Dataset listings of figures
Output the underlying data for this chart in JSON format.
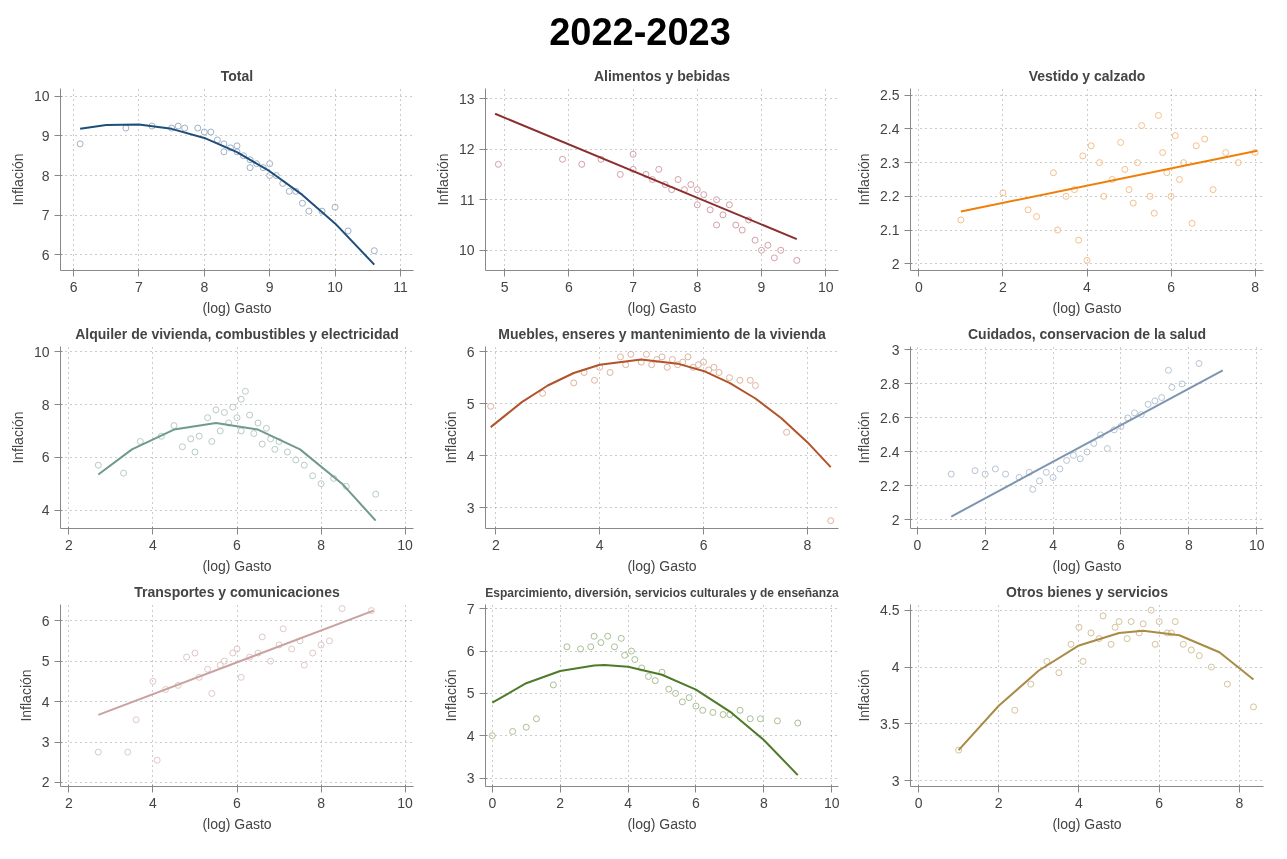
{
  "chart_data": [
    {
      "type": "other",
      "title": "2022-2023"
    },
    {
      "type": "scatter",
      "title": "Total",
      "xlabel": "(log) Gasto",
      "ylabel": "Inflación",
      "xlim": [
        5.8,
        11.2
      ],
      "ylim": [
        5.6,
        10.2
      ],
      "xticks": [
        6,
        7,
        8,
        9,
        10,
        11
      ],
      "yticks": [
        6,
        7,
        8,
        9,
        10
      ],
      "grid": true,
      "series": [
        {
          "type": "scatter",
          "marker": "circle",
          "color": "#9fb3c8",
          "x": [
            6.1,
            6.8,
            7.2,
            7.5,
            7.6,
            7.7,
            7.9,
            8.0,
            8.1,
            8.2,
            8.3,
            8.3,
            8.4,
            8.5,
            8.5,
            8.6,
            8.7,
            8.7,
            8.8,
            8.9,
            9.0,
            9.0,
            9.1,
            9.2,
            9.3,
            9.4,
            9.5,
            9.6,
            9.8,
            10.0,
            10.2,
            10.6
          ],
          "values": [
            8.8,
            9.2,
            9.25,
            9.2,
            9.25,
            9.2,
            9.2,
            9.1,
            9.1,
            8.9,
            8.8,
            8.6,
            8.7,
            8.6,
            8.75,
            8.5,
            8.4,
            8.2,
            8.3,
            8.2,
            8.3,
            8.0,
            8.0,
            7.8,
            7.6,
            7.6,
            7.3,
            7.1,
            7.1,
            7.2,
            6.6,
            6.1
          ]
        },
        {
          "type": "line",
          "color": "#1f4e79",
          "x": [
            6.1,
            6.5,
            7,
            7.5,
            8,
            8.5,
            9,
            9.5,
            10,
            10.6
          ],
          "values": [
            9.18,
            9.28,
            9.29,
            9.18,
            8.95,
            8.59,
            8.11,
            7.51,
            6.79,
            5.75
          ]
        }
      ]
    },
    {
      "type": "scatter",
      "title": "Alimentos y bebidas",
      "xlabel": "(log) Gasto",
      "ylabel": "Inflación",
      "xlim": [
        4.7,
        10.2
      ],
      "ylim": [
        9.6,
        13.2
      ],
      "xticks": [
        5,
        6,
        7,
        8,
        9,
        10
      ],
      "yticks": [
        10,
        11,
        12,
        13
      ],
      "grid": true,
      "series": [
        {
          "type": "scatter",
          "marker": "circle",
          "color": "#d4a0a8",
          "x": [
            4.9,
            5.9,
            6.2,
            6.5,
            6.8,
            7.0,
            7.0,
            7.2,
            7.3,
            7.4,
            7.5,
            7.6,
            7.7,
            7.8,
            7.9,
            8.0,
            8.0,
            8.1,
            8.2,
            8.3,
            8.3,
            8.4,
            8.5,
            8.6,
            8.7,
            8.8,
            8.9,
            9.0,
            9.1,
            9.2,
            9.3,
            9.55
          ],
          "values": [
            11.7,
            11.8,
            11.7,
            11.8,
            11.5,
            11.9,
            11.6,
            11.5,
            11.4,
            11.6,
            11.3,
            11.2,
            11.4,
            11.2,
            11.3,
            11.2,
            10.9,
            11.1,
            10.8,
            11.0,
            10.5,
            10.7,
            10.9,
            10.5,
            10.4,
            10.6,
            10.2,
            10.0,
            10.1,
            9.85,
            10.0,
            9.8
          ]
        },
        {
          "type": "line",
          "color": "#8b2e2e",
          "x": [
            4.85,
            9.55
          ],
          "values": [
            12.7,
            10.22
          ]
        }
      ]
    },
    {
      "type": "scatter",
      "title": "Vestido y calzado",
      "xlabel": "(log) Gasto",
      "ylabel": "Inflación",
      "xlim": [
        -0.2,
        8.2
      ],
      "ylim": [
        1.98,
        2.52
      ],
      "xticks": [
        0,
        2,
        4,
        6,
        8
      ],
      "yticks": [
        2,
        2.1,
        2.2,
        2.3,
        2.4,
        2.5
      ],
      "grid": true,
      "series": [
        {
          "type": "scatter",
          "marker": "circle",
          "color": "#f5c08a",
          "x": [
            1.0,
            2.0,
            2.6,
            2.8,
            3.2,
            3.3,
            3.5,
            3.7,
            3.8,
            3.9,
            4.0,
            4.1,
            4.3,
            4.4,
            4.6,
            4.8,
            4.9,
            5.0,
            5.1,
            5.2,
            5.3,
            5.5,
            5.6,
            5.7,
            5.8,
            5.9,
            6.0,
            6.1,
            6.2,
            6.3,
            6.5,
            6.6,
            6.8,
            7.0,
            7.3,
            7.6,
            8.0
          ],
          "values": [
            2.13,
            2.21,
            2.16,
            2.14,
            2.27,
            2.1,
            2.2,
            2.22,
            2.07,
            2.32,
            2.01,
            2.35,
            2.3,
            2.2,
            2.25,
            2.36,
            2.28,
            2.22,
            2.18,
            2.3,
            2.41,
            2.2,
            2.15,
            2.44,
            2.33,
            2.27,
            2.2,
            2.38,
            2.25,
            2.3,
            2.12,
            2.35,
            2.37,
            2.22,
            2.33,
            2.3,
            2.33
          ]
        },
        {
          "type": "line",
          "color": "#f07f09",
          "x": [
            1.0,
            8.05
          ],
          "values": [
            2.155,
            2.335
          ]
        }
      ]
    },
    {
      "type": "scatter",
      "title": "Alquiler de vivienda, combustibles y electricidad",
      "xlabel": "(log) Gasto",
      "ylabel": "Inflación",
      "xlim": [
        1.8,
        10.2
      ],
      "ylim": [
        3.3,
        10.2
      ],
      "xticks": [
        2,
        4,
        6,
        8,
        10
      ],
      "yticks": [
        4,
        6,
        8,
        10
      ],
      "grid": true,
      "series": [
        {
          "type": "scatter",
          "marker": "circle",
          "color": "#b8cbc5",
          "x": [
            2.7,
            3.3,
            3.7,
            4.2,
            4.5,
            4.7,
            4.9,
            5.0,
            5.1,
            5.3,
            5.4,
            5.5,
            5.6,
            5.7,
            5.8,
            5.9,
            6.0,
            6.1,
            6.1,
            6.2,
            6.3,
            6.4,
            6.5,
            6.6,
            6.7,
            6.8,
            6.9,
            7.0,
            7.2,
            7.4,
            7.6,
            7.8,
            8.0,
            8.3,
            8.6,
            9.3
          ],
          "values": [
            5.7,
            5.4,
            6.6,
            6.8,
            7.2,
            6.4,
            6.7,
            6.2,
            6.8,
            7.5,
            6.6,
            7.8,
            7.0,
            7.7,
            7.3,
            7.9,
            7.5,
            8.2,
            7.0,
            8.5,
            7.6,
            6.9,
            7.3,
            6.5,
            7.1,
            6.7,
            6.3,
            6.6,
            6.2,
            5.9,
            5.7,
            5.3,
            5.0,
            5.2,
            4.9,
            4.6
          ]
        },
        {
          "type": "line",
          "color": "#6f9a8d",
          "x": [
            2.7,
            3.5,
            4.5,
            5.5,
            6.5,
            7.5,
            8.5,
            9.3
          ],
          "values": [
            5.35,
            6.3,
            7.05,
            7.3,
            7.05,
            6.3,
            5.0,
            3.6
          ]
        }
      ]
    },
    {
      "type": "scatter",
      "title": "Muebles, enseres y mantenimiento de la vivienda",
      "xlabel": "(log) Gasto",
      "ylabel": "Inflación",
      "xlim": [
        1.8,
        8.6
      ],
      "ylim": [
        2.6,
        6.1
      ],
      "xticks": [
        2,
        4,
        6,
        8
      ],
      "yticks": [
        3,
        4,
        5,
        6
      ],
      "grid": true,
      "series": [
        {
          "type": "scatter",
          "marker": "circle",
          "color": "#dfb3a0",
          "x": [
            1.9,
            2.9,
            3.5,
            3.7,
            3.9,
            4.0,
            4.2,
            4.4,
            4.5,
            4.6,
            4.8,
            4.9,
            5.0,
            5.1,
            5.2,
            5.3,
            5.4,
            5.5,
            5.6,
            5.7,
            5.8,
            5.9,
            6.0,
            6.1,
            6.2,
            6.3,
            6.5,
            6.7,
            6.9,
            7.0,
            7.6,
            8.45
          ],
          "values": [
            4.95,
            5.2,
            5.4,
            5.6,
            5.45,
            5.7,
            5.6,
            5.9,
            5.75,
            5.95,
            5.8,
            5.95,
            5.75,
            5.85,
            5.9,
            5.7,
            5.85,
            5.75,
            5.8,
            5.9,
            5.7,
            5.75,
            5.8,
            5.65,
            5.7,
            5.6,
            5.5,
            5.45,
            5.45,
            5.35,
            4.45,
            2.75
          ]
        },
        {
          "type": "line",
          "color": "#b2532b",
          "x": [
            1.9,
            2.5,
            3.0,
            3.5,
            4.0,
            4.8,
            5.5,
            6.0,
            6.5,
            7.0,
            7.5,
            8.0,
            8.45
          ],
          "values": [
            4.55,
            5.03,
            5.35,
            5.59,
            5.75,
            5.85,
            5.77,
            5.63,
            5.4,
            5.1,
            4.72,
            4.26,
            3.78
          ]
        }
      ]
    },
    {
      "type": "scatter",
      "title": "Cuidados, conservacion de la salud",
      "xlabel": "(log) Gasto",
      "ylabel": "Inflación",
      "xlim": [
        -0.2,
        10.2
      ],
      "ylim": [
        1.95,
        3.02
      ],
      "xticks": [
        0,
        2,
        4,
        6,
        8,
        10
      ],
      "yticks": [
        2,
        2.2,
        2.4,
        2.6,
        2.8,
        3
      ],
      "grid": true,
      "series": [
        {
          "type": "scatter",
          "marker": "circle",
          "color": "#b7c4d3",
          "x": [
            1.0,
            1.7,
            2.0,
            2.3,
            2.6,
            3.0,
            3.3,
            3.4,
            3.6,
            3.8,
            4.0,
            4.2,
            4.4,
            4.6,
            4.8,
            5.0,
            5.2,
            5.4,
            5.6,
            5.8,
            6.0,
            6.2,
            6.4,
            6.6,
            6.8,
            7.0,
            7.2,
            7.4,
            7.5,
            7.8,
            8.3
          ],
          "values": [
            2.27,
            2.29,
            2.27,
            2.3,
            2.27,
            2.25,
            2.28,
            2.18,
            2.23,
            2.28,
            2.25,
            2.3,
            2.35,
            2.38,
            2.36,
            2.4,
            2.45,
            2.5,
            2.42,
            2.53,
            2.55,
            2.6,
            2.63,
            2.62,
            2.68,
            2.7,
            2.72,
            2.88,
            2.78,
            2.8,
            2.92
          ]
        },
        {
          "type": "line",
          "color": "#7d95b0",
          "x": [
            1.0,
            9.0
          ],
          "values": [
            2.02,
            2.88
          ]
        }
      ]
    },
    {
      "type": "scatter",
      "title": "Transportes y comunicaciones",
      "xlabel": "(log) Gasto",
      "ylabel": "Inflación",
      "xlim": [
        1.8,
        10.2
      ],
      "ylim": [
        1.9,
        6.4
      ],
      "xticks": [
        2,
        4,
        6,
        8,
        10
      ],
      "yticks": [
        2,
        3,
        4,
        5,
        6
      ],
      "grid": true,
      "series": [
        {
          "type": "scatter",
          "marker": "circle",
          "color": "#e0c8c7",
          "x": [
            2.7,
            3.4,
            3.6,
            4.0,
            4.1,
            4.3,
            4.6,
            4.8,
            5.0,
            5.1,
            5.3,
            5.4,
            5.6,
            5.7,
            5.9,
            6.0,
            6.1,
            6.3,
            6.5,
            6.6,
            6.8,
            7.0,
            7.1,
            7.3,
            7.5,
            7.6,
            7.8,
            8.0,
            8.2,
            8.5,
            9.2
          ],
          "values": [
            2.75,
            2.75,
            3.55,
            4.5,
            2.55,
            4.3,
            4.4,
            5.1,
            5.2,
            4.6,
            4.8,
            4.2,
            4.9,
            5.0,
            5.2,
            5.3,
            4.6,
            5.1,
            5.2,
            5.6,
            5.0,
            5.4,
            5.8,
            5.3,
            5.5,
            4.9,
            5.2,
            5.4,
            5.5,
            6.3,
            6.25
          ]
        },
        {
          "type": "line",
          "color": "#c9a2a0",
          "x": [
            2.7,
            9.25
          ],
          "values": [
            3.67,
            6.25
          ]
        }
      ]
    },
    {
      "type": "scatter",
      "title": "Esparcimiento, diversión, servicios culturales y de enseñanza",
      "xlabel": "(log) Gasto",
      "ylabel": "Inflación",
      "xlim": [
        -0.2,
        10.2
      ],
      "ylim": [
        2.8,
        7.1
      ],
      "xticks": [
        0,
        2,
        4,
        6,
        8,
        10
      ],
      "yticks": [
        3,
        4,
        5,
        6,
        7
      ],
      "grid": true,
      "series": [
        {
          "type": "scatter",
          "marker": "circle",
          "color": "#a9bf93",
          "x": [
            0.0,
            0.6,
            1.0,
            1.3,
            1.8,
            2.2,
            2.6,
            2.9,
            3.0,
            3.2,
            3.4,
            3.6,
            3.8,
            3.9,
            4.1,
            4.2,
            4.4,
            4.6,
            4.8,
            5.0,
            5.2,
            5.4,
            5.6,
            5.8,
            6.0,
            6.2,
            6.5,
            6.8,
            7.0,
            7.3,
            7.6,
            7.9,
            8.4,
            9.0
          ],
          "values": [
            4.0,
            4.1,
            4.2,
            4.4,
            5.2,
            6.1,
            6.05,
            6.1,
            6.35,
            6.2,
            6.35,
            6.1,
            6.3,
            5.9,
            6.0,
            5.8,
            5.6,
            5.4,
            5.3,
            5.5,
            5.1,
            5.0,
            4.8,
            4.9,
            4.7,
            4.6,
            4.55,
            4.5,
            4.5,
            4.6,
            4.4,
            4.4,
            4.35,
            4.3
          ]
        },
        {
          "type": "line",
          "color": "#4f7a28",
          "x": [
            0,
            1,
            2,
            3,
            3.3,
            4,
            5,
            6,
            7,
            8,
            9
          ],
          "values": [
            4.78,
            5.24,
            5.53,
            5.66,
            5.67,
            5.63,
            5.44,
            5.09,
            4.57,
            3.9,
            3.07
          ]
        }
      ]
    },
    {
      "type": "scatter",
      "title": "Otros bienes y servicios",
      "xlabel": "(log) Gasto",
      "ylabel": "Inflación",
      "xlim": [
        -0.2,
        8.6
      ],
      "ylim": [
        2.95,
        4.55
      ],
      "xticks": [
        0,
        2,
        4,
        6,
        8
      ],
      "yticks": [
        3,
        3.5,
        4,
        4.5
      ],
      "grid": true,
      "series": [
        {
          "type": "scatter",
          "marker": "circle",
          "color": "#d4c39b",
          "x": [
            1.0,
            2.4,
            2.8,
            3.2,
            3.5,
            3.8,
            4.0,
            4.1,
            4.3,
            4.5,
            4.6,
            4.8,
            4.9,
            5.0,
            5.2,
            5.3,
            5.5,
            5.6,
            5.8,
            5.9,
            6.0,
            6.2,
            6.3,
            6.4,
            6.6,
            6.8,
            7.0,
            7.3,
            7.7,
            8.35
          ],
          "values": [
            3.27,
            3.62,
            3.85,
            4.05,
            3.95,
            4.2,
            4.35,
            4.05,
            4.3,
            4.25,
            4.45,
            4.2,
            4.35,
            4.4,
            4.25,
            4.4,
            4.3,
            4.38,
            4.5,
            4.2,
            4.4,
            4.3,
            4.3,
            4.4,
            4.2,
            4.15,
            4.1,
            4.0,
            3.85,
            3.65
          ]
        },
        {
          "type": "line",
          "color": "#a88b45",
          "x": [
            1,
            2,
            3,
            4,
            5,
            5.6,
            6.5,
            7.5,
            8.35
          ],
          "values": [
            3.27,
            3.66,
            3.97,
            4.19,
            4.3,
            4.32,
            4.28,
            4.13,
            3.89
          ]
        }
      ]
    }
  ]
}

==

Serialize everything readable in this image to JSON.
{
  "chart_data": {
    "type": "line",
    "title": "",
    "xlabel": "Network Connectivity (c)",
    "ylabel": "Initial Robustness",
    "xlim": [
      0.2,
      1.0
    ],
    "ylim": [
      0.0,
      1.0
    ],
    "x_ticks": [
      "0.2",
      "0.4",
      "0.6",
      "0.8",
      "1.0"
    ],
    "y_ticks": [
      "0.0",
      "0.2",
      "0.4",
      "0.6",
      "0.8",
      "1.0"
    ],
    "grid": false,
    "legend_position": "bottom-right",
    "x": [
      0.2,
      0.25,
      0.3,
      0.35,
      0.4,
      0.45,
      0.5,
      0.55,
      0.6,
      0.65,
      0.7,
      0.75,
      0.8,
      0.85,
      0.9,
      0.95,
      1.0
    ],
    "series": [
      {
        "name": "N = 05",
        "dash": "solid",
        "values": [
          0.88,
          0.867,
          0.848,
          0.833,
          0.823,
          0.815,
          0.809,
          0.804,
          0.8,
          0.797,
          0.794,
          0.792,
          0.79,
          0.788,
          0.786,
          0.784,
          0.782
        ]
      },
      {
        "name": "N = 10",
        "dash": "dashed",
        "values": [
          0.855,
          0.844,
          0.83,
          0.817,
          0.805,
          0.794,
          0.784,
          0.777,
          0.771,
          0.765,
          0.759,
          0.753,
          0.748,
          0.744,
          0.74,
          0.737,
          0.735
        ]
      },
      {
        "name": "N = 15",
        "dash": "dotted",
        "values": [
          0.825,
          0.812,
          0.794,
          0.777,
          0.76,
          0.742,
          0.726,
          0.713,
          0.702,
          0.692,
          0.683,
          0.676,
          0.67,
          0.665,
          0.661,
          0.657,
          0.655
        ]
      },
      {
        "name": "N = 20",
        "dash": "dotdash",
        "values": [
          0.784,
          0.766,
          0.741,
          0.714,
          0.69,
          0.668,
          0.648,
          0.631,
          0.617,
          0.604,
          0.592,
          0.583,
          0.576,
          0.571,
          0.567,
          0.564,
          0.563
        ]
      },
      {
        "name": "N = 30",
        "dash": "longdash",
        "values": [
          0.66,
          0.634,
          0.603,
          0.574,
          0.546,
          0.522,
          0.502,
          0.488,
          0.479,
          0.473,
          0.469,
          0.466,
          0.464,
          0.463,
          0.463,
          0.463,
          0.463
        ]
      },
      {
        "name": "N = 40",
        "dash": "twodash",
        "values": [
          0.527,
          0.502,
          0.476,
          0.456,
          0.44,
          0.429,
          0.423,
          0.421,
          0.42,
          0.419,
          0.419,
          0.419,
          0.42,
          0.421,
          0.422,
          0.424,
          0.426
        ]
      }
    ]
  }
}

§ OBJECTIVE
Pick out the lines that contain "dash" and copy them.

§ THE COMPLETED TASK
        "dash": "solid",
        "dash": "dashed",
        "dash": "dotted",
        "dash": "dotdash",
        "dash": "longdash",
        "dash": "twodash",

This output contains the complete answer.